DATA TO USE:
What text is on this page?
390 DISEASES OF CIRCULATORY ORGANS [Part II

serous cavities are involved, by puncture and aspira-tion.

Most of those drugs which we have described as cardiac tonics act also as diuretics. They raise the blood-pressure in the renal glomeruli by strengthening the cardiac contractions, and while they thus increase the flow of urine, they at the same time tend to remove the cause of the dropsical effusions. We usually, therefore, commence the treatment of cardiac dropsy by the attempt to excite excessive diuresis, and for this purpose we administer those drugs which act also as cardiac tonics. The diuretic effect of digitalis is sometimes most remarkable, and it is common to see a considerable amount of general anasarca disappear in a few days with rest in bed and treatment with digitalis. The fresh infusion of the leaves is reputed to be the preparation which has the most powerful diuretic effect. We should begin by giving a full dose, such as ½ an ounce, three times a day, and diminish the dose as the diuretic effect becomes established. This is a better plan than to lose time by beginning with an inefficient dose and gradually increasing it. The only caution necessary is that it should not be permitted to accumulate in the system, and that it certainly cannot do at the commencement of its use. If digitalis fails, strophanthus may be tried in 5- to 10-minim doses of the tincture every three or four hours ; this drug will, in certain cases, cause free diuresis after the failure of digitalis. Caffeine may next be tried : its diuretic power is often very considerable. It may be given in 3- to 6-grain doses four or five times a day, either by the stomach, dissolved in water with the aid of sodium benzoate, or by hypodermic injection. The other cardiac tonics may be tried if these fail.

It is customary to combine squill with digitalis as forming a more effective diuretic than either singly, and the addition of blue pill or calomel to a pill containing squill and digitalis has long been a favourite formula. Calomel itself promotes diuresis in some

---

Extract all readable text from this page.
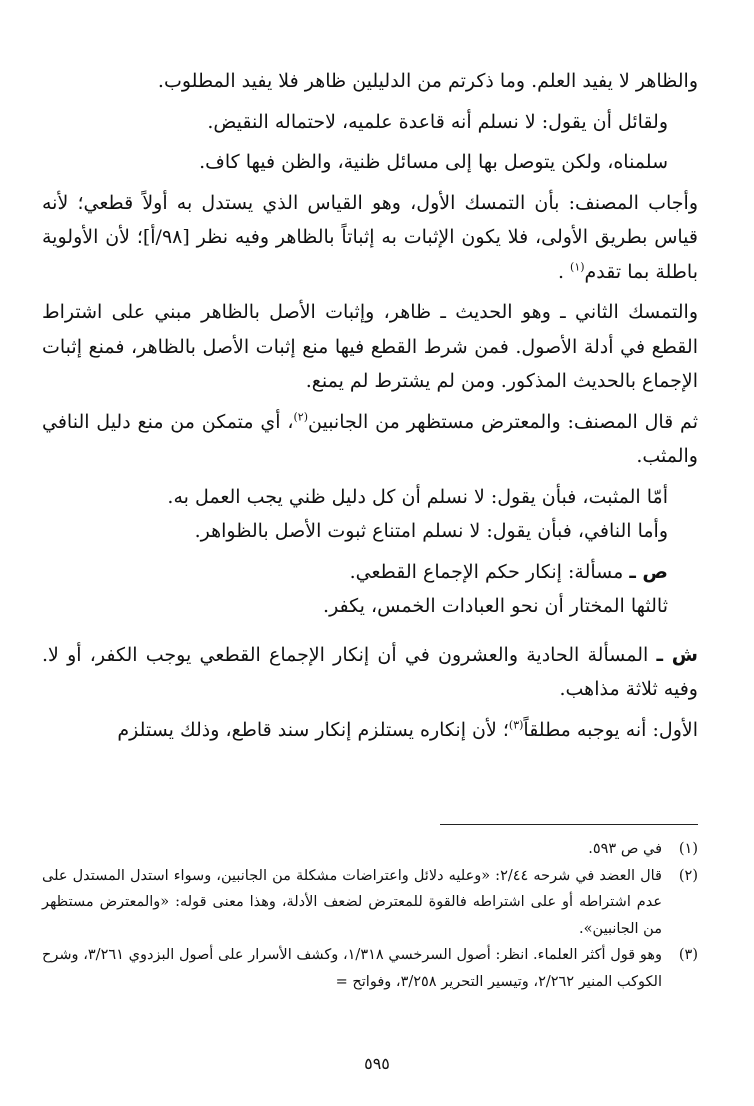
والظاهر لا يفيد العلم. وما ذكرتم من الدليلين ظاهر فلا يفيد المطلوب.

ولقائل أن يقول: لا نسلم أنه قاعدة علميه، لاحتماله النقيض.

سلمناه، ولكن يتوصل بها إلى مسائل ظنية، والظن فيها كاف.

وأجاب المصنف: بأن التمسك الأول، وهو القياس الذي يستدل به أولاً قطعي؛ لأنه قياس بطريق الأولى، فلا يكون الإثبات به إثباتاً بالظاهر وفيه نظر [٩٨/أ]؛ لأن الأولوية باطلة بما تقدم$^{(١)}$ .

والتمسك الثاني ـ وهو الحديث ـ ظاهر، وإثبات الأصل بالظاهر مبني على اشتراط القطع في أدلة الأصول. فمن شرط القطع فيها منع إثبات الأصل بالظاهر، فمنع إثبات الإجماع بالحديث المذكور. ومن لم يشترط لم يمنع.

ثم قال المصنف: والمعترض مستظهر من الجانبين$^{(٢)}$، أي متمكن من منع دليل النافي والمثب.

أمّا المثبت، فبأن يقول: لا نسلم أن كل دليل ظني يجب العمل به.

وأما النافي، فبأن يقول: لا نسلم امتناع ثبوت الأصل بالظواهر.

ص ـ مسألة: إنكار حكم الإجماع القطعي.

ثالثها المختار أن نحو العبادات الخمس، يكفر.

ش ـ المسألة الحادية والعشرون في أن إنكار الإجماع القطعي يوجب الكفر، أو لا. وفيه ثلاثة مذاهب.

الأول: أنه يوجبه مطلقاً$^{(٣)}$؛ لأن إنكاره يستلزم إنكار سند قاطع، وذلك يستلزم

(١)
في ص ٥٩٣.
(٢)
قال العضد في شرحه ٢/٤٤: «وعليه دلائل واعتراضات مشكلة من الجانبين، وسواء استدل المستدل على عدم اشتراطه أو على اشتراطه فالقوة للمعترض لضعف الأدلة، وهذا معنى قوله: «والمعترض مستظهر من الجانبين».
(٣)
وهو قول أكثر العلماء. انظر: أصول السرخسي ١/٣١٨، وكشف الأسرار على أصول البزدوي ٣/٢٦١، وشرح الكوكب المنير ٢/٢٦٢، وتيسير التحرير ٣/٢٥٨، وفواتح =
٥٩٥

...

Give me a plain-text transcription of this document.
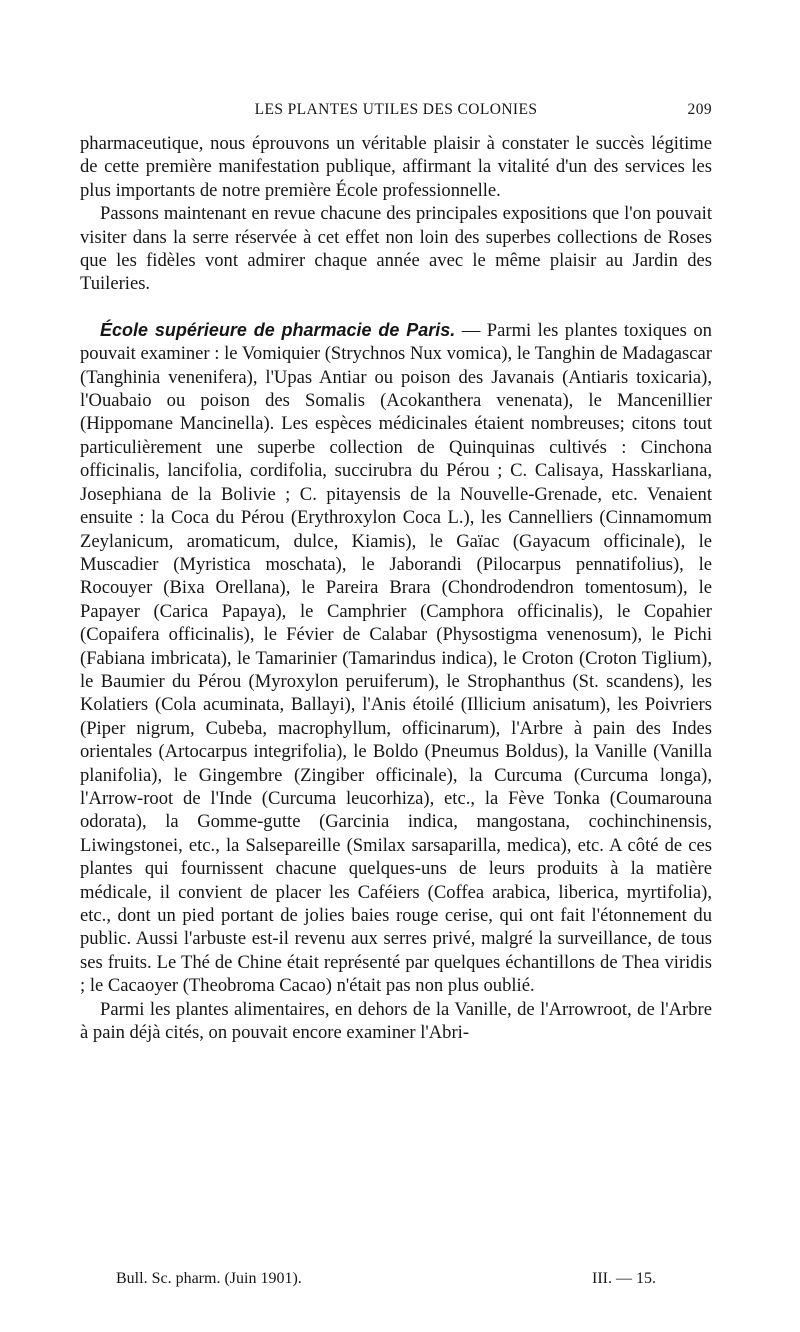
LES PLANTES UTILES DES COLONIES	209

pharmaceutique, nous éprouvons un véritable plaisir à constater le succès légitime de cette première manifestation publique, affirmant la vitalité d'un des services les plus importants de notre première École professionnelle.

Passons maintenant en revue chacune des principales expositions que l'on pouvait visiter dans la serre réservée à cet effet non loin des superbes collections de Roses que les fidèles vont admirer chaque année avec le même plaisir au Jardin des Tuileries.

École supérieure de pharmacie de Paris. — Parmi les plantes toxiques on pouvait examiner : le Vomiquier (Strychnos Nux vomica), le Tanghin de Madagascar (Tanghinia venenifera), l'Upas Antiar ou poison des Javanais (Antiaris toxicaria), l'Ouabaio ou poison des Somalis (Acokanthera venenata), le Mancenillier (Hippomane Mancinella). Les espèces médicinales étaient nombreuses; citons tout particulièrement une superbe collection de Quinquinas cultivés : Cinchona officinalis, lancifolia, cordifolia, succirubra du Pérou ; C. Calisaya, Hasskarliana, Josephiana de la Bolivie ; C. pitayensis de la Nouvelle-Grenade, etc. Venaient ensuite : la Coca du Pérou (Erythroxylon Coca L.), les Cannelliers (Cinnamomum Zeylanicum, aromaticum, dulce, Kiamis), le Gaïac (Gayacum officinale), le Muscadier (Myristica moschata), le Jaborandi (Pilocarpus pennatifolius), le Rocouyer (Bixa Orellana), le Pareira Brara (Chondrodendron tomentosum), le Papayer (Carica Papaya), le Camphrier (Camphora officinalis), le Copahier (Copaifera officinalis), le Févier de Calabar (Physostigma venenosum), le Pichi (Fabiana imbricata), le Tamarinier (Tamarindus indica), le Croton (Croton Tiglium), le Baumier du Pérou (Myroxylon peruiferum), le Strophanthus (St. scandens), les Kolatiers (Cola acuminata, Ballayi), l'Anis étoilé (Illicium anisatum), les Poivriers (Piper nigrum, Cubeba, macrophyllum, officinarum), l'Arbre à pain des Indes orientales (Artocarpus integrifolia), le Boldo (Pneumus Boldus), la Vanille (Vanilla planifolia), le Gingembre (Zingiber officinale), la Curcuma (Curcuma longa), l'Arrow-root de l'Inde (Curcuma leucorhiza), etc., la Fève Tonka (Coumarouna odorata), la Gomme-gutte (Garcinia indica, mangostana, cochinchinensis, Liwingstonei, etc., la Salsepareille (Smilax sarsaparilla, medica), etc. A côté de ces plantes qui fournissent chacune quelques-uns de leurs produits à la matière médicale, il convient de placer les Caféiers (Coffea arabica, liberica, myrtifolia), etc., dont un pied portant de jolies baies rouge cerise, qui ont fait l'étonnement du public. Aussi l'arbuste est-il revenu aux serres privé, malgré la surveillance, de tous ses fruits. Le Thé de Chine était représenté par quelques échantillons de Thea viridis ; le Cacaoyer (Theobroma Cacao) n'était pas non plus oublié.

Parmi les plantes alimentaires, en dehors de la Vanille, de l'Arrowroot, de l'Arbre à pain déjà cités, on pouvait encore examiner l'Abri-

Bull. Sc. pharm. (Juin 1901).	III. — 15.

STATED GOAL:
From the entries above, list each line with "المصنف" in it.

SOLVED PROBLEM:
وأجاب المصنف: بأن التمسك الأول، وهو القياس الذي يستدل به أولاً قطعي؛ لأنه قياس بطريق الأولى، فلا يكون الإثبات به إثباتاً بالظاهر وفيه نظر [٩٨/أ]؛ لأن الأولوية باطلة بما تقدم$^{(١)}$ .
ثم قال المصنف: والمعترض مستظهر من الجانبين$^{(٢)}$، أي متمكن من منع دليل النافي والمثب.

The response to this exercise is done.